Aim
What follows is a block of records; restate each one word for word.

Dataset content
++++++++++

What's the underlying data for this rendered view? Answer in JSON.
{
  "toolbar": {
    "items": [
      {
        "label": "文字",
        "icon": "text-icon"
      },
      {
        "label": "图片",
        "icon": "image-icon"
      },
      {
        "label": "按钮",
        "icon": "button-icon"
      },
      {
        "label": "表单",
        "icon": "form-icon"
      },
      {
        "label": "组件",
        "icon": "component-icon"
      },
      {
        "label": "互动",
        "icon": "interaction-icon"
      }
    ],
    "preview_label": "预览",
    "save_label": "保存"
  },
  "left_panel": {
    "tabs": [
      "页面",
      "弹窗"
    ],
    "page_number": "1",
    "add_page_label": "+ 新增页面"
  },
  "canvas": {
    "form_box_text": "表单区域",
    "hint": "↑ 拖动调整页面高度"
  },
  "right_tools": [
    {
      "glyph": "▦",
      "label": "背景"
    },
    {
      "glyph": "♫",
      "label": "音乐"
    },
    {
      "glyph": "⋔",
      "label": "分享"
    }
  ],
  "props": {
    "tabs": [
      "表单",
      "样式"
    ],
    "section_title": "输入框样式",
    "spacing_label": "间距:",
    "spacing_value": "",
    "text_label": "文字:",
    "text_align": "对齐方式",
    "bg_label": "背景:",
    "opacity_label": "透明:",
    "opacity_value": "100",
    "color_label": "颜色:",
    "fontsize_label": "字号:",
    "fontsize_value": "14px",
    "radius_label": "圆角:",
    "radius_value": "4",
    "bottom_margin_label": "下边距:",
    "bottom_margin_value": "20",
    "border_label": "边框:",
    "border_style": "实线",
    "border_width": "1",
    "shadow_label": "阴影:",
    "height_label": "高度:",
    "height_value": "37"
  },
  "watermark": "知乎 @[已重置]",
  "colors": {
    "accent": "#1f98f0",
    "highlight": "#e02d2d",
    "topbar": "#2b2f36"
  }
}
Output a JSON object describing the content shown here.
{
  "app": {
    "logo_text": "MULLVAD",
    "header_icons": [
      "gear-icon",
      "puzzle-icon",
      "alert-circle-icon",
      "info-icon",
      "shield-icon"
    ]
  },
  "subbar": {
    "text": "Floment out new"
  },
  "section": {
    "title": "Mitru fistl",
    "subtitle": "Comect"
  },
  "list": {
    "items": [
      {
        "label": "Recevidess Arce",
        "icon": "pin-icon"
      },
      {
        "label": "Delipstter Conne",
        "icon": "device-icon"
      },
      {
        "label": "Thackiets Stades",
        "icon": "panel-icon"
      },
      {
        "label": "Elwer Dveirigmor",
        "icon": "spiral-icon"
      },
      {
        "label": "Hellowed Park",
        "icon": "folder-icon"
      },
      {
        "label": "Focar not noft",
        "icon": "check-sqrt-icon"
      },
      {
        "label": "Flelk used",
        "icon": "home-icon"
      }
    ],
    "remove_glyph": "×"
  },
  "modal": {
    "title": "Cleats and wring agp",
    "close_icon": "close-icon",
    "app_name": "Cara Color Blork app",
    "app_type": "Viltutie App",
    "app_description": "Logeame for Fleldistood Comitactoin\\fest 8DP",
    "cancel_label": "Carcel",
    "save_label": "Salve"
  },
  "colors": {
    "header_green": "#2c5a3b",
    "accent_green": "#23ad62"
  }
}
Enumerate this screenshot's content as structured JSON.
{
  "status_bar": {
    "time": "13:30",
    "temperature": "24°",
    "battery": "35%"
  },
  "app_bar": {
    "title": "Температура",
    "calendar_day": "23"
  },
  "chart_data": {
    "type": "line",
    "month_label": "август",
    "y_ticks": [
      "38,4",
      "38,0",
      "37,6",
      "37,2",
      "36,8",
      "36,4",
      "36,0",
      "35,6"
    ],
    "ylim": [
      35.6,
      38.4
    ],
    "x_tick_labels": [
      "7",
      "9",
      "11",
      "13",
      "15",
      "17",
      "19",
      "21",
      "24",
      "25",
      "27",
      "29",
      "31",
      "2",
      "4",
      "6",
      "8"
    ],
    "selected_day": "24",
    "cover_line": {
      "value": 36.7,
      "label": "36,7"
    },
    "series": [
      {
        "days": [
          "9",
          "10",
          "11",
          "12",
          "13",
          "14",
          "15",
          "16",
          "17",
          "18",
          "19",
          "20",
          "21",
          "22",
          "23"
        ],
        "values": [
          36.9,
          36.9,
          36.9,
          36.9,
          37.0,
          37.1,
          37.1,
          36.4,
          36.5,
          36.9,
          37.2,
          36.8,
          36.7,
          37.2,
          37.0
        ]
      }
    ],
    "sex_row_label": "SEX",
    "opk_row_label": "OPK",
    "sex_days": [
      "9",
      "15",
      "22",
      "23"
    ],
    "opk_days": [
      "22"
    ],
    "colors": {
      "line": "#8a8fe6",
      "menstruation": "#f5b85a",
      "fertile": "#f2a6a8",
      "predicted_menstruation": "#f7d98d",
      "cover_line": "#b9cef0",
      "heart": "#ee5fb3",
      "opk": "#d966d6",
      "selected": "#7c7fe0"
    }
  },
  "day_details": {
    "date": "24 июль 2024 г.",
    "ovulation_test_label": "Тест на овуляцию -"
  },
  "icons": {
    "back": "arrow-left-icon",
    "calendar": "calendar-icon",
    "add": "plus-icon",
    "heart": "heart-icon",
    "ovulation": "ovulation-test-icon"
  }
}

++++++++++

Exercise output
What's the underlying data for this rendered view? Answer in JSON.
{
  "toolbar": {
    "items": [
      {
        "label": "文字",
        "icon": "text-icon"
      },
      {
        "label": "图片",
        "icon": "image-icon"
      },
      {
        "label": "按钮",
        "icon": "button-icon"
      },
      {
        "label": "表单",
        "icon": "form-icon"
      },
      {
        "label": "组件",
        "icon": "component-icon"
      },
      {
        "label": "互动",
        "icon": "interaction-icon"
      }
    ],
    "preview_label": "预览",
    "save_label": "保存"
  },
  "left_panel": {
    "tabs": [
      "页面",
      "弹窗"
    ],
    "page_number": "1",
    "add_page_label": "+ 新增页面"
  },
  "canvas": {
    "form_box_text": "表单区域",
    "hint": "↑ 拖动调整页面高度"
  },
  "right_tools": [
    {
      "glyph": "▦",
      "label": "背景"
    },
    {
      "glyph": "♫",
      "label": "音乐"
    },
    {
      "glyph": "⋔",
      "label": "分享"
    }
  ],
  "props": {
    "tabs": [
      "表单",
      "样式"
    ],
    "section_title": "输入框样式",
    "spacing_label": "间距:",
    "spacing_value": "",
    "text_label": "文字:",
    "text_align": "对齐方式",
    "bg_label": "背景:",
    "opacity_label": "透明:",
    "opacity_value": "100",
    "color_label": "颜色:",
    "fontsize_label": "字号:",
    "fontsize_value": "14px",
    "radius_label": "圆角:",
    "radius_value": "4",
    "bottom_margin_label": "下边距:",
    "bottom_margin_value": "20",
    "border_label": "边框:",
    "border_style": "实线",
    "border_width": "1",
    "shadow_label": "阴影:",
    "height_label": "高度:",
    "height_value": "37"
  },
  "watermark": "知乎 @[已重置]",
  "colors": {
    "accent": "#1f98f0",
    "highlight": "#e02d2d",
    "topbar": "#2b2f36"
  }
}
Output a JSON object describing the content shown here.
{
  "app": {
    "logo_text": "MULLVAD",
    "header_icons": [
      "gear-icon",
      "puzzle-icon",
      "alert-circle-icon",
      "info-icon",
      "shield-icon"
    ]
  },
  "subbar": {
    "text": "Floment out new"
  },
  "section": {
    "title": "Mitru fistl",
    "subtitle": "Comect"
  },
  "list": {
    "items": [
      {
        "label": "Recevidess Arce",
        "icon": "pin-icon"
      },
      {
        "label": "Delipstter Conne",
        "icon": "device-icon"
      },
      {
        "label": "Thackiets Stades",
        "icon": "panel-icon"
      },
      {
        "label": "Elwer Dveirigmor",
        "icon": "spiral-icon"
      },
      {
        "label": "Hellowed Park",
        "icon": "folder-icon"
      },
      {
        "label": "Focar not noft",
        "icon": "check-sqrt-icon"
      },
      {
        "label": "Flelk used",
        "icon": "home-icon"
      }
    ],
    "remove_glyph": "×"
  },
  "modal": {
    "title": "Cleats and wring agp",
    "close_icon": "close-icon",
    "app_name": "Cara Color Blork app",
    "app_type": "Viltutie App",
    "app_description": "Logeame for Fleldistood Comitactoin\\fest 8DP",
    "cancel_label": "Carcel",
    "save_label": "Salve"
  },
  "colors": {
    "header_green": "#2c5a3b",
    "accent_green": "#23ad62"
  }
}
Enumerate this screenshot's content as structured JSON.
{
  "status_bar": {
    "time": "13:30",
    "temperature": "24°",
    "battery": "35%"
  },
  "app_bar": {
    "title": "Температура",
    "calendar_day": "23"
  },
  "chart_data": {
    "type": "line",
    "month_label": "август",
    "y_ticks": [
      "38,4",
      "38,0",
      "37,6",
      "37,2",
      "36,8",
      "36,4",
      "36,0",
      "35,6"
    ],
    "ylim": [
      35.6,
      38.4
    ],
    "x_tick_labels": [
      "7",
      "9",
      "11",
      "13",
      "15",
      "17",
      "19",
      "21",
      "24",
      "25",
      "27",
      "29",
      "31",
      "2",
      "4",
      "6",
      "8"
    ],
    "selected_day": "24",
    "cover_line": {
      "value": 36.7,
      "label": "36,7"
    },
    "series": [
      {
        "days": [
          "9",
          "10",
          "11",
          "12",
          "13",
          "14",
          "15",
          "16",
          "17",
          "18",
          "19",
          "20",
          "21",
          "22",
          "23"
        ],
        "values": [
          36.9,
          36.9,
          36.9,
          36.9,
          37.0,
          37.1,
          37.1,
          36.4,
          36.5,
          36.9,
          37.2,
          36.8,
          36.7,
          37.2,
          37.0
        ]
      }
    ],
    "sex_row_label": "SEX",
    "opk_row_label": "OPK",
    "sex_days": [
      "9",
      "15",
      "22",
      "23"
    ],
    "opk_days": [
      "22"
    ],
    "colors": {
      "line": "#8a8fe6",
      "menstruation": "#f5b85a",
      "fertile": "#f2a6a8",
      "predicted_menstruation": "#f7d98d",
      "cover_line": "#b9cef0",
      "heart": "#ee5fb3",
      "opk": "#d966d6",
      "selected": "#7c7fe0"
    }
  },
  "day_details": {
    "date": "24 июль 2024 г.",
    "ovulation_test_label": "Тест на овуляцию -"
  },
  "icons": {
    "back": "arrow-left-icon",
    "calendar": "calendar-icon",
    "add": "plus-icon",
    "heart": "heart-icon",
    "ovulation": "ovulation-test-icon"
  }
}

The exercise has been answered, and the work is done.